▶ **DESCRIPTION OF THE TASK**:
Of all the lines in the material, how many contain the word "handle"? State the number alone.

▶ **STORED DATA**:
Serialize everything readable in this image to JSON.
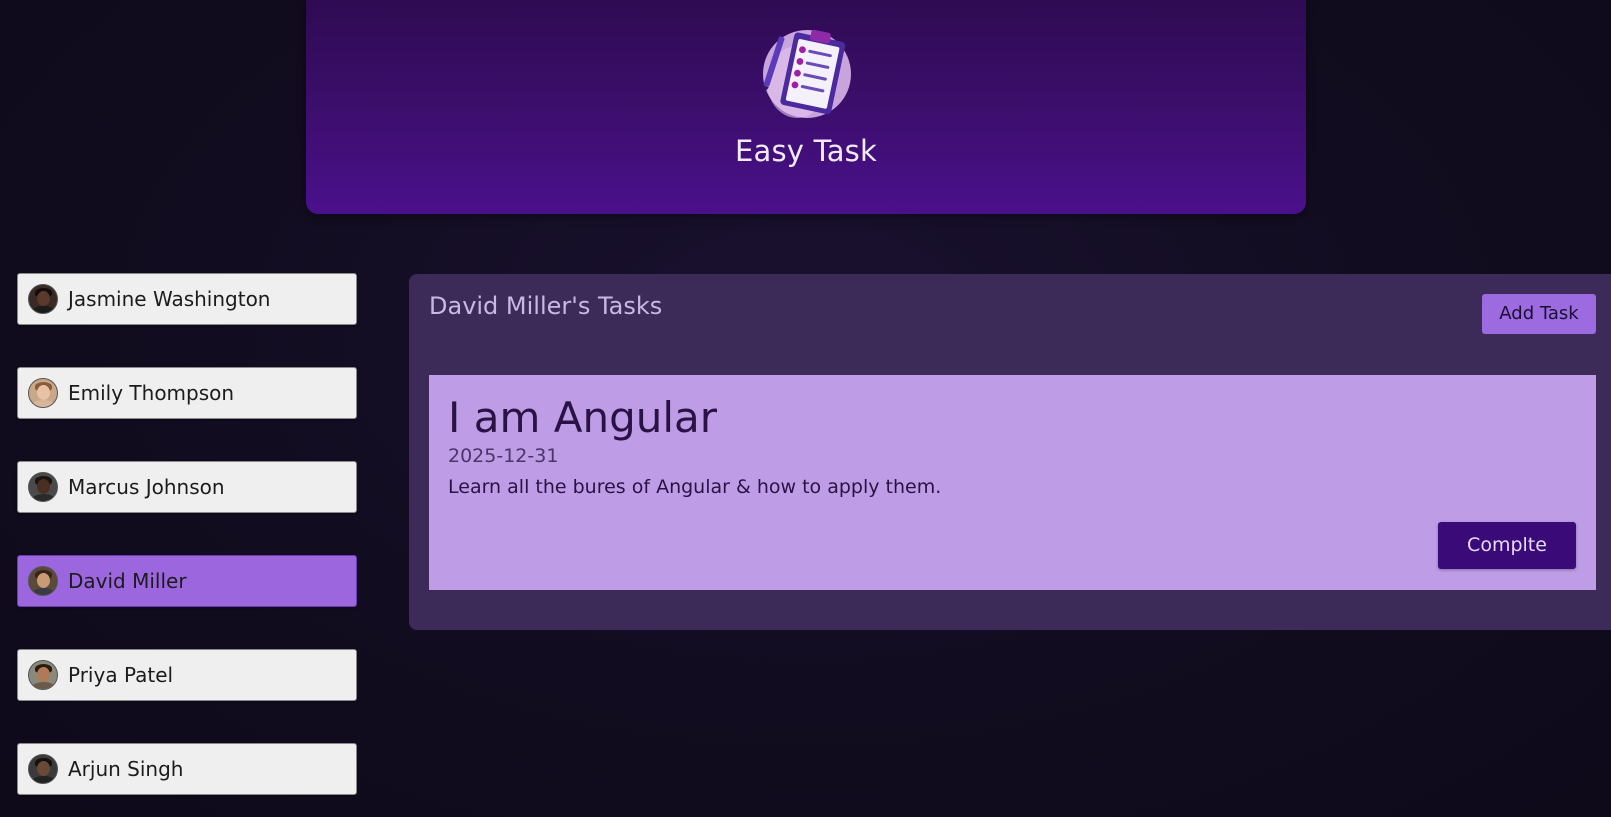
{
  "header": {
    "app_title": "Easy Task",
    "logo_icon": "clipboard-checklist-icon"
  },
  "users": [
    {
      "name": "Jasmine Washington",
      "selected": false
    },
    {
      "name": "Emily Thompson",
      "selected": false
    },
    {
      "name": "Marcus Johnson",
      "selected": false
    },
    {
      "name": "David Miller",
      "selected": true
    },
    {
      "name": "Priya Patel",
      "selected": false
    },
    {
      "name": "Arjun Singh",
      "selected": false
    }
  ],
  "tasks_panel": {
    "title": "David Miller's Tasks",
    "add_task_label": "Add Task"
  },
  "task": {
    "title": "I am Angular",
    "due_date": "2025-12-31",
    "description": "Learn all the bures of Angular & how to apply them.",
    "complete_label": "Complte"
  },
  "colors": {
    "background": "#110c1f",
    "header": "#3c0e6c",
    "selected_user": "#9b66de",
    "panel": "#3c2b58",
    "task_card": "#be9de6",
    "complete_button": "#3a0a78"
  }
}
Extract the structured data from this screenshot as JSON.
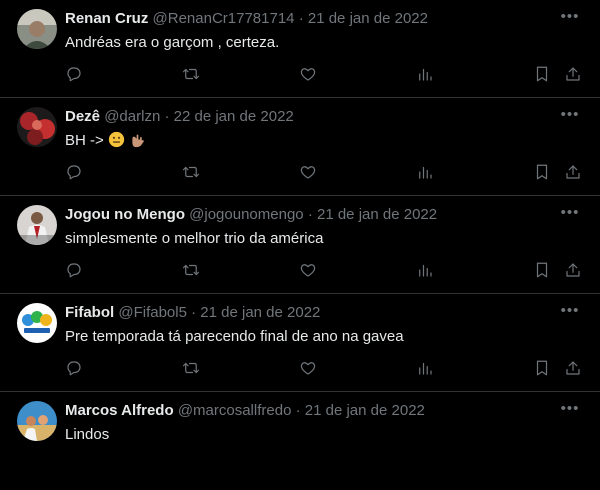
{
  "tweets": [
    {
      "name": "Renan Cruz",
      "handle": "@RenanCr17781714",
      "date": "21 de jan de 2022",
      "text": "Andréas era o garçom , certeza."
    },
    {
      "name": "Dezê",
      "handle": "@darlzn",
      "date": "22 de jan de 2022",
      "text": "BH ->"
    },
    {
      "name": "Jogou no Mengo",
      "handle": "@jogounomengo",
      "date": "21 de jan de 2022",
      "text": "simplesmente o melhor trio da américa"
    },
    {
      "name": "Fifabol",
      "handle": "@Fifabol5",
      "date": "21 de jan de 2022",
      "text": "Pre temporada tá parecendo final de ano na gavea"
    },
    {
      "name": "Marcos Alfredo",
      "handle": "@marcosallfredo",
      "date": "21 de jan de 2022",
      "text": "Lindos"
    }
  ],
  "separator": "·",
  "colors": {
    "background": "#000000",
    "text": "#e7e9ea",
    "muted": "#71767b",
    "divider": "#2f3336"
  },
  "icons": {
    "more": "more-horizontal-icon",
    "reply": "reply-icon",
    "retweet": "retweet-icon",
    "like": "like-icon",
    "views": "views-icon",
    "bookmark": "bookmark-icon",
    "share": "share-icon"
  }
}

▶ **FINISHED ANSWER**:
5